THE EXERCISE: Return the lines below that carry the word "values".

LISTING:

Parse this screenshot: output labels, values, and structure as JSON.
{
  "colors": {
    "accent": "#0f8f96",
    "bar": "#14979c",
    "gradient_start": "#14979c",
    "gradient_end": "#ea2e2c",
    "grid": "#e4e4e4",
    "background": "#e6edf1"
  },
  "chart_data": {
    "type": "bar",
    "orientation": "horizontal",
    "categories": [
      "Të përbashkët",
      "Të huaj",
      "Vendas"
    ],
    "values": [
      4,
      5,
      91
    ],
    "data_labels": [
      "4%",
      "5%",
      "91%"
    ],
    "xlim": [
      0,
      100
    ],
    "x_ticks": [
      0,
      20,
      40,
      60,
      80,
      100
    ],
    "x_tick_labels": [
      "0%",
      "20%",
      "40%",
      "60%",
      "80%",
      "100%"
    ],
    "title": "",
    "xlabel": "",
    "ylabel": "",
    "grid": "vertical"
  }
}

OUTPUT BELOW:
Parse this screenshot: output labels, values, and structure as JSON.
    "values": [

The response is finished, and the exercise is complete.